** Start of Data extract **

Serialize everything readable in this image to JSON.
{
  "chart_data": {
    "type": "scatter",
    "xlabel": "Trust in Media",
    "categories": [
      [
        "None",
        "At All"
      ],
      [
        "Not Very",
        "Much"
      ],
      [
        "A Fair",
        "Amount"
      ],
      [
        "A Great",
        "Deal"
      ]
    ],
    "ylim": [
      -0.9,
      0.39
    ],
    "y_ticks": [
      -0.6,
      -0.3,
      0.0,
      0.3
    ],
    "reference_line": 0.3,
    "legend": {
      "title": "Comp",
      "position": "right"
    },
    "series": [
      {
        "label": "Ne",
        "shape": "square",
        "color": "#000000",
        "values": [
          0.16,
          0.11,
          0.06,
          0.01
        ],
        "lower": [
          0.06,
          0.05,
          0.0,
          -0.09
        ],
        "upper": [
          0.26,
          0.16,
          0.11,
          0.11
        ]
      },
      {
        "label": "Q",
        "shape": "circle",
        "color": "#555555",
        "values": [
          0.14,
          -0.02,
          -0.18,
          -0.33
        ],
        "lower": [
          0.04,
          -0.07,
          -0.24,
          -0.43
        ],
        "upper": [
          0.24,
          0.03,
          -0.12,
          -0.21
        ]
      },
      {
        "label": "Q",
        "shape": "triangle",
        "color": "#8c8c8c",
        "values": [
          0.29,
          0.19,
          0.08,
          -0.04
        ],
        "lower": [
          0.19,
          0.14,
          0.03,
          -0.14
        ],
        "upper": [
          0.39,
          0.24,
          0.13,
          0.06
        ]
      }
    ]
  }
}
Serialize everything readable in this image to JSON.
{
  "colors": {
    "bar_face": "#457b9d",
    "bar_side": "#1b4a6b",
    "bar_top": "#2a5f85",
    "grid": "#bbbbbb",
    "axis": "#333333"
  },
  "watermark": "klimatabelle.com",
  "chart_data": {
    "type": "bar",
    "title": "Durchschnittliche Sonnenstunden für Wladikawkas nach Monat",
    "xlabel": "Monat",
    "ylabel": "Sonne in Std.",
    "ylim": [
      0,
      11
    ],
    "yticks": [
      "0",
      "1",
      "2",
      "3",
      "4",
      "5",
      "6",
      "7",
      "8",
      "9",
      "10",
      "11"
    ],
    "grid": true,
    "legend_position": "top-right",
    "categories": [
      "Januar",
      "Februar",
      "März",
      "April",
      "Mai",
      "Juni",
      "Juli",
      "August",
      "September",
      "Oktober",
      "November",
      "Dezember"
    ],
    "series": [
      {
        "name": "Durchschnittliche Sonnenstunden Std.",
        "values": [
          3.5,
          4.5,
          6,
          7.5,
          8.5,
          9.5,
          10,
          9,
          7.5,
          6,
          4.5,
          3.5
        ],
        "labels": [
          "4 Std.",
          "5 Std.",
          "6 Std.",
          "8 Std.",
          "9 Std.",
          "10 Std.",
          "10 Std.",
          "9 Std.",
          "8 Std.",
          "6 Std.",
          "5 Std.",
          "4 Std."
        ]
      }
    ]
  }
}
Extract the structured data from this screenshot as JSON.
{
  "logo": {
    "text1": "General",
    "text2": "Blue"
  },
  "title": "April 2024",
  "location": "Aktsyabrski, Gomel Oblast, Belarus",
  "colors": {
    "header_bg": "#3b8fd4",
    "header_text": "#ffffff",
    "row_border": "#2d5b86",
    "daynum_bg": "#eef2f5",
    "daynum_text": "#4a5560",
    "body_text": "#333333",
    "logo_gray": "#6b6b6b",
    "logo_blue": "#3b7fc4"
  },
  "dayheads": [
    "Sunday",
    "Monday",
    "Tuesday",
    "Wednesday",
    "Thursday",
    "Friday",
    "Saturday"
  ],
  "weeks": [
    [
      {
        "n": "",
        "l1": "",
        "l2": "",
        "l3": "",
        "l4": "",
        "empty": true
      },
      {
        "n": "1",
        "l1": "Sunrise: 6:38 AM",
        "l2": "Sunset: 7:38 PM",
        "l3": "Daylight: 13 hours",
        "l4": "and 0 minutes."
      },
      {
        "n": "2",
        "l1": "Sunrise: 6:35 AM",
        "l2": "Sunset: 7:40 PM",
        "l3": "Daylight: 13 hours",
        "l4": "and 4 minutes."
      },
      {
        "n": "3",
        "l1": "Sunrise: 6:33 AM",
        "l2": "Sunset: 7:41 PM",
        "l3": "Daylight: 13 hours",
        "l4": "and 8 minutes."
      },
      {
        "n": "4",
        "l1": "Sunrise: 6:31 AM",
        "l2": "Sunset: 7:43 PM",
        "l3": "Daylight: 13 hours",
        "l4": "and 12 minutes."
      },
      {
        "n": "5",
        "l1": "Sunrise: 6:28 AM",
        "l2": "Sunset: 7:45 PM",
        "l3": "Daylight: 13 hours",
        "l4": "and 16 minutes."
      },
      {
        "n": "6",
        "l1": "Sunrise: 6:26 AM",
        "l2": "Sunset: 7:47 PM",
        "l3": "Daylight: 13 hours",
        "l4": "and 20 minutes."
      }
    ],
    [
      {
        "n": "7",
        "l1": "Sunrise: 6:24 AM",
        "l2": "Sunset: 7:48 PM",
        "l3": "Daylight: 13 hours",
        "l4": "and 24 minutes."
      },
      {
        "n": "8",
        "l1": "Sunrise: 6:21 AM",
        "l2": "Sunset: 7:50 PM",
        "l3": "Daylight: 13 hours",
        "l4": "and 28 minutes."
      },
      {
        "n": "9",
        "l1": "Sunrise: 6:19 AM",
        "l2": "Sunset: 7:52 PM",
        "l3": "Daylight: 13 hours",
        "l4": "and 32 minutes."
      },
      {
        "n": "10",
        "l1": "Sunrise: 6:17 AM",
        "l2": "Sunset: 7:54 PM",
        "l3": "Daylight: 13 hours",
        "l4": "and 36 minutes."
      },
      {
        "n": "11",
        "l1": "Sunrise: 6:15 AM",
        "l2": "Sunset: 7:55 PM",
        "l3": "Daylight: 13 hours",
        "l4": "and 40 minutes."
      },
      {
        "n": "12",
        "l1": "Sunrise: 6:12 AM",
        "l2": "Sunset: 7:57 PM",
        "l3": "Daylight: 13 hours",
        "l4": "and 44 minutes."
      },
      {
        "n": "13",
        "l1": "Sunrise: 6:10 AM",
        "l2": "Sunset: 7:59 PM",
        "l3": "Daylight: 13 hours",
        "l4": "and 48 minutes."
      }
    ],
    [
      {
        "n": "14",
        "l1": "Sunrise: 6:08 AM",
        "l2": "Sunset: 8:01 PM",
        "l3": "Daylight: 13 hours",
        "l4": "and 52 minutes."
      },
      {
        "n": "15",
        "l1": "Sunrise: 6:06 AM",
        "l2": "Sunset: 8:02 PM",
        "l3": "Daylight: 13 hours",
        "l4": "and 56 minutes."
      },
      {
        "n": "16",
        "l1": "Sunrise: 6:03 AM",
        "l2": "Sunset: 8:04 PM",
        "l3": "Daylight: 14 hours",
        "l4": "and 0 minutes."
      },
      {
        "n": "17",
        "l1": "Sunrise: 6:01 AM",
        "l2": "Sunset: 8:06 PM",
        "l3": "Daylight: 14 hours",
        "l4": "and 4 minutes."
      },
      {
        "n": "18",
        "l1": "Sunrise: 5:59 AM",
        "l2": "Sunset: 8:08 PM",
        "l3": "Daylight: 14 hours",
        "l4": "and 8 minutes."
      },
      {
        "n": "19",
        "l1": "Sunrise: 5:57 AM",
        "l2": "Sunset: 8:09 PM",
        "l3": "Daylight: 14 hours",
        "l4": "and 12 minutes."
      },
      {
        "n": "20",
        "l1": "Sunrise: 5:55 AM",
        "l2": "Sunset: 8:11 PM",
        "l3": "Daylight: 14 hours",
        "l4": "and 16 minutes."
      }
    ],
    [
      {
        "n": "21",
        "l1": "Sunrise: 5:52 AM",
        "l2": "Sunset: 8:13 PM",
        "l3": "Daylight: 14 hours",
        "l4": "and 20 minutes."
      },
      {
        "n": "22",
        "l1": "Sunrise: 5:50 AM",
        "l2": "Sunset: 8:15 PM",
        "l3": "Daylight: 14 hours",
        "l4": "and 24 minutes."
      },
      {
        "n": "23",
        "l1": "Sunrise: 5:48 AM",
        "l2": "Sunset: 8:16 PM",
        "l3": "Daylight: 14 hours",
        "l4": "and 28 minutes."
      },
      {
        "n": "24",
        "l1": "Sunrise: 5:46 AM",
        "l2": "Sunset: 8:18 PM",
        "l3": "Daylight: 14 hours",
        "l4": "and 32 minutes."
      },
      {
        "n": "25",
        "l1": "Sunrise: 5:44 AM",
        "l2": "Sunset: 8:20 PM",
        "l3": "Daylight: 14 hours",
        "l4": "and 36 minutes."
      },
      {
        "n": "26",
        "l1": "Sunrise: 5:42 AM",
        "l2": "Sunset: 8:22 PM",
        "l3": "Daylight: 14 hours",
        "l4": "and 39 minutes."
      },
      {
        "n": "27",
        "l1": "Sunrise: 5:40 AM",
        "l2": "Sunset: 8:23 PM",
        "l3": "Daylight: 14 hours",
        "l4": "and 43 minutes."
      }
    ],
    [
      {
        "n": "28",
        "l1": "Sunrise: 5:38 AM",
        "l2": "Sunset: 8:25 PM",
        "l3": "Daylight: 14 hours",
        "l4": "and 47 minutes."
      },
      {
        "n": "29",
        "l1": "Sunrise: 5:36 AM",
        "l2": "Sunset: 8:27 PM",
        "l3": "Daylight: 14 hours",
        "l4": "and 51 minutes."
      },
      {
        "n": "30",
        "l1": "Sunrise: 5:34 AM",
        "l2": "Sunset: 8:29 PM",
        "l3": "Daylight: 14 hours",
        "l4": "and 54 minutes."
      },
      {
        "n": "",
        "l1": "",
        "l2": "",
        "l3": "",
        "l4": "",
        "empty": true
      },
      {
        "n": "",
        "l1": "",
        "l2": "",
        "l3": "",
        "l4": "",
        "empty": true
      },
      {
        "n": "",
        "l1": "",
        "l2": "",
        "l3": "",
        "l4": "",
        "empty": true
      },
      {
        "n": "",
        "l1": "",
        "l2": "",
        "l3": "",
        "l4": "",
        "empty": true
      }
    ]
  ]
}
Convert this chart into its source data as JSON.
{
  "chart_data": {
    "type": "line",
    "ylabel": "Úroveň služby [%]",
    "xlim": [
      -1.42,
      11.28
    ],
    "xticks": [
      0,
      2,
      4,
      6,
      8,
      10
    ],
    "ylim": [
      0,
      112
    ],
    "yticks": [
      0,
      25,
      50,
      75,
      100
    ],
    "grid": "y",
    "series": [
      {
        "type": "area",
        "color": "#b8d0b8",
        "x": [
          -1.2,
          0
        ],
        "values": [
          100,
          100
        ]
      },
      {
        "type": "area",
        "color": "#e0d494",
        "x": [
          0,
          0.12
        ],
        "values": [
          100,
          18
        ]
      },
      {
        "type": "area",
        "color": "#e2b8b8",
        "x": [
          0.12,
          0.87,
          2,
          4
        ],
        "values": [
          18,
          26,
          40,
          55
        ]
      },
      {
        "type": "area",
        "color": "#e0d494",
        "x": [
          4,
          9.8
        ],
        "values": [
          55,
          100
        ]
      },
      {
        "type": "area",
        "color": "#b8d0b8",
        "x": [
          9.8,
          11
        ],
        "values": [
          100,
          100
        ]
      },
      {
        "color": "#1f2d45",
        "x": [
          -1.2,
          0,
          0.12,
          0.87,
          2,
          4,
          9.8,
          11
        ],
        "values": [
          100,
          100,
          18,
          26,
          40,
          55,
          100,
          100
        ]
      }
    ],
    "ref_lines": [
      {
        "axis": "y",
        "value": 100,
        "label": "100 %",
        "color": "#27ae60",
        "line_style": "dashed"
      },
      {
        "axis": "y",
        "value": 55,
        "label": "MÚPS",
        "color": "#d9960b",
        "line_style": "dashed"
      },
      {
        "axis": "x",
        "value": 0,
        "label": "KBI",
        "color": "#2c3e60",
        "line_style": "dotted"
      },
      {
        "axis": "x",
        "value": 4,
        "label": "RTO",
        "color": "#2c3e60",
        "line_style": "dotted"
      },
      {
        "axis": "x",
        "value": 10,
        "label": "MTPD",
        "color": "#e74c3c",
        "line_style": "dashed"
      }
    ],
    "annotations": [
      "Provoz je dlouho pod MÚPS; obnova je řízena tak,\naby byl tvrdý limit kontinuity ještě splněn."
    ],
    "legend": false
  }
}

** End of Data extract **

# [Prompt]
From the listing, copy every line where the string "JSON" appears.

# [Output of the exercise]
Serialize everything readable in this image to JSON.
Serialize everything readable in this image to JSON.
Extract the structured data from this screenshot as JSON.
Convert this chart into its source data as JSON.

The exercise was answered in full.